Scan the listing that follows and report how many lines contain "경북노회로". Write the number alone.

Stored items from a collection
•••

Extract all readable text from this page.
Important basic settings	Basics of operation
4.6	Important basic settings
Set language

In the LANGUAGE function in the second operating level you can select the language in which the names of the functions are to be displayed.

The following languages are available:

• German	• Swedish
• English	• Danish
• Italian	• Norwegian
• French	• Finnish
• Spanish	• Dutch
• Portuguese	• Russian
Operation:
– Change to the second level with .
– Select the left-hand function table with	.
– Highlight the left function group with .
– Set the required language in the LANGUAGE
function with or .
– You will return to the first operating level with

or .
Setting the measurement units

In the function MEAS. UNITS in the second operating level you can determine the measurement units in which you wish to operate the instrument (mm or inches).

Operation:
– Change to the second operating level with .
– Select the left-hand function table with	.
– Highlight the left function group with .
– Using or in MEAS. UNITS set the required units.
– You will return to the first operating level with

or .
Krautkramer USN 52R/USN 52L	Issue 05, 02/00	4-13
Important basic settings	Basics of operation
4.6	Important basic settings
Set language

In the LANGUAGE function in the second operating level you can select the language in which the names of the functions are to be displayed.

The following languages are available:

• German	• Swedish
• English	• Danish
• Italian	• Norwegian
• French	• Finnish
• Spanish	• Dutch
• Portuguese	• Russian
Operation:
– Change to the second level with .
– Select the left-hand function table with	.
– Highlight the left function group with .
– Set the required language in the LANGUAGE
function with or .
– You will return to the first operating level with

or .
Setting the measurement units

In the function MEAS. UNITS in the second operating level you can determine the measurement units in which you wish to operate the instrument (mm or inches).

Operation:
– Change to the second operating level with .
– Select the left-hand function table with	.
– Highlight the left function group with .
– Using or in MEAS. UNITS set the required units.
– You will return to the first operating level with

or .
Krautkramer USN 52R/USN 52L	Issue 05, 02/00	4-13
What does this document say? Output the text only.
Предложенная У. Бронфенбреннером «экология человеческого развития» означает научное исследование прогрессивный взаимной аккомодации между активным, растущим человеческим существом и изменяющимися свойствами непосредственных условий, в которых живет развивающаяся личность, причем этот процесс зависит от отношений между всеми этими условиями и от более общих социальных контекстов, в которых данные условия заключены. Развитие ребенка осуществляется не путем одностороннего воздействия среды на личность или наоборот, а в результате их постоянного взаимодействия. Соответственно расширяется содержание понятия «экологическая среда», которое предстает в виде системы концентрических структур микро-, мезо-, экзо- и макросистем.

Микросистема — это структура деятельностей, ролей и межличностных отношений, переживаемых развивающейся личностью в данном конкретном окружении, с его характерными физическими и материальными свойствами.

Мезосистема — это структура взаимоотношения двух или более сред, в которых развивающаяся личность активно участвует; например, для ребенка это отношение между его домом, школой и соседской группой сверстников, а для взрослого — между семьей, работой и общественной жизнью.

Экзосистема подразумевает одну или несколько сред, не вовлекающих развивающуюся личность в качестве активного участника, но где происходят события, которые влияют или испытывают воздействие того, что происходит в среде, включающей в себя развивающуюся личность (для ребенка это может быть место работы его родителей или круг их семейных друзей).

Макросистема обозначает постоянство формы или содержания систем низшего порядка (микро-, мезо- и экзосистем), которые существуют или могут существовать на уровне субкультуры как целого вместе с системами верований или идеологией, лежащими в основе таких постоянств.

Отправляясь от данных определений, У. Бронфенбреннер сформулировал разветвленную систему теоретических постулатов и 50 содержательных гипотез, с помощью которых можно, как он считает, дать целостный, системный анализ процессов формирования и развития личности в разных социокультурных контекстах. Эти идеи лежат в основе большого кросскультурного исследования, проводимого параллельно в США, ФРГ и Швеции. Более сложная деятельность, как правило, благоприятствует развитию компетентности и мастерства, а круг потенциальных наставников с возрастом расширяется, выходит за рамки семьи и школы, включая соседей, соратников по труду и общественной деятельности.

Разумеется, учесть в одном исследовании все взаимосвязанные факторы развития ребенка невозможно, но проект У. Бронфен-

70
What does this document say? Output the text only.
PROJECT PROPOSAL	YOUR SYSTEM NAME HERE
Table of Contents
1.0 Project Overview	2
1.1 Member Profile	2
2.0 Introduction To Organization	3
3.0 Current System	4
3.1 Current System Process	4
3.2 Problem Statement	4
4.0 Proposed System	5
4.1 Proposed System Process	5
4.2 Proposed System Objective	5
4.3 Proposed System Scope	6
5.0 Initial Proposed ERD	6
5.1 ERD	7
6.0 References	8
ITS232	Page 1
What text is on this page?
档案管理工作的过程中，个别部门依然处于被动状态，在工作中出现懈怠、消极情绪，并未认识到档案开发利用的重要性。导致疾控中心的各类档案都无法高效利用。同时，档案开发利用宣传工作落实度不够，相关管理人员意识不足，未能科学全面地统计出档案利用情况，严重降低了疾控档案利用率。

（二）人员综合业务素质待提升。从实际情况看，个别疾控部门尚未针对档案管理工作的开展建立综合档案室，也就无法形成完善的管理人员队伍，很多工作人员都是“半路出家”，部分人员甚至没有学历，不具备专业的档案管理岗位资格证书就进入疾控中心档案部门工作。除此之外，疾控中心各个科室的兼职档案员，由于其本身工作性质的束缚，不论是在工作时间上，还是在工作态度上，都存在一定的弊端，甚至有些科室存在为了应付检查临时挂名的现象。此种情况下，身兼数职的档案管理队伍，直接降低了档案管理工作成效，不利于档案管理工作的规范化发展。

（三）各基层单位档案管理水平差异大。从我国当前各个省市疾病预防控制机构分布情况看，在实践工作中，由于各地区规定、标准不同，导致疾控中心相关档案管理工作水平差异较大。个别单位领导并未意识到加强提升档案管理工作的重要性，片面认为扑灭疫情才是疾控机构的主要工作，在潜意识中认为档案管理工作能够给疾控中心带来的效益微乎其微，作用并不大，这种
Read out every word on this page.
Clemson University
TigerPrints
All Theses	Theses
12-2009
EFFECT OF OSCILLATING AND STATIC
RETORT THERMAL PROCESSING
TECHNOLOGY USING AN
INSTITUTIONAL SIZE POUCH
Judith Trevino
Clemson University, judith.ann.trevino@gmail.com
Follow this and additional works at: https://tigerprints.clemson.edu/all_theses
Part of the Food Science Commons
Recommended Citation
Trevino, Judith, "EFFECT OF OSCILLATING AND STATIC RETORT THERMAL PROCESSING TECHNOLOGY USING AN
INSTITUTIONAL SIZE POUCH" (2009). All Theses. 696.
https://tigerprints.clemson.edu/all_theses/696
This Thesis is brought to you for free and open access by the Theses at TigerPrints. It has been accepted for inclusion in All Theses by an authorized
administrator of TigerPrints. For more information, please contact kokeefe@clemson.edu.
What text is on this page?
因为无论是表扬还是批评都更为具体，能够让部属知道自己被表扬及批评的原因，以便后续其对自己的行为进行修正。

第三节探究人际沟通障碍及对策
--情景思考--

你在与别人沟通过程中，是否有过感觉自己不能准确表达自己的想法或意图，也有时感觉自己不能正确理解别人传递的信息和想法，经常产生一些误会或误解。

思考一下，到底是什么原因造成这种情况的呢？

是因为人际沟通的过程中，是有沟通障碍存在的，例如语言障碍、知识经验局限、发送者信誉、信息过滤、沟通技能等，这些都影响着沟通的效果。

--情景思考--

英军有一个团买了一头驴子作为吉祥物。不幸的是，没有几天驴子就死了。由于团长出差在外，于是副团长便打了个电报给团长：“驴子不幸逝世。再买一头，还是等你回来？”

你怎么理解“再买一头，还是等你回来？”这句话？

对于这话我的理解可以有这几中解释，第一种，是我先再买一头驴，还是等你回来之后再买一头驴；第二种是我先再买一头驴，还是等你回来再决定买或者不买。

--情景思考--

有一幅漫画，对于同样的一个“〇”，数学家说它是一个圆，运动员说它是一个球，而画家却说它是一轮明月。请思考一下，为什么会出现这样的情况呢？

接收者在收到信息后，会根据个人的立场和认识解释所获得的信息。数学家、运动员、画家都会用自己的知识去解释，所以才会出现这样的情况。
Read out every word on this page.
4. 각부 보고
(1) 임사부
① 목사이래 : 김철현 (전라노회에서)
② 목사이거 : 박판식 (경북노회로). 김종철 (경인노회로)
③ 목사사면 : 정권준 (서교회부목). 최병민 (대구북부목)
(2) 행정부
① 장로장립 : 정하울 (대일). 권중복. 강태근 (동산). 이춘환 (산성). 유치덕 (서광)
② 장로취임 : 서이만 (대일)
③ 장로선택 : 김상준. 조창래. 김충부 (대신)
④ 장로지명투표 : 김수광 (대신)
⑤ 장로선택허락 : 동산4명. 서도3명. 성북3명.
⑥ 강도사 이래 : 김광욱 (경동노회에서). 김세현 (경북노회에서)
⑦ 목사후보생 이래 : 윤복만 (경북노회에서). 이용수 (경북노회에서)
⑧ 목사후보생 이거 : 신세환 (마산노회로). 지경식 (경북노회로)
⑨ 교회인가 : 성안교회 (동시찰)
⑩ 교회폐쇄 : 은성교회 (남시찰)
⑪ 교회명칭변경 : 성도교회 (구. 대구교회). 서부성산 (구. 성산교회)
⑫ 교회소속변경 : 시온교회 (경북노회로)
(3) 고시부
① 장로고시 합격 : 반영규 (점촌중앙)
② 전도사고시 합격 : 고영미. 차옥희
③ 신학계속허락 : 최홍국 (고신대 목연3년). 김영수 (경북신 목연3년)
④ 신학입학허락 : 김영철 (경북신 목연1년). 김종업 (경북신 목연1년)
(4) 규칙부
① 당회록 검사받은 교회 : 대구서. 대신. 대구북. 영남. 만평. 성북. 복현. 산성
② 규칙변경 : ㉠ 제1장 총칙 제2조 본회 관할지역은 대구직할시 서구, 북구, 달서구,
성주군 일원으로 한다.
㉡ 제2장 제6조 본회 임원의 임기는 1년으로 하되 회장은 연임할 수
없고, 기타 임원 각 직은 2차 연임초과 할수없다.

•••

*RESPONSE FOR THIS EXERCISE*
3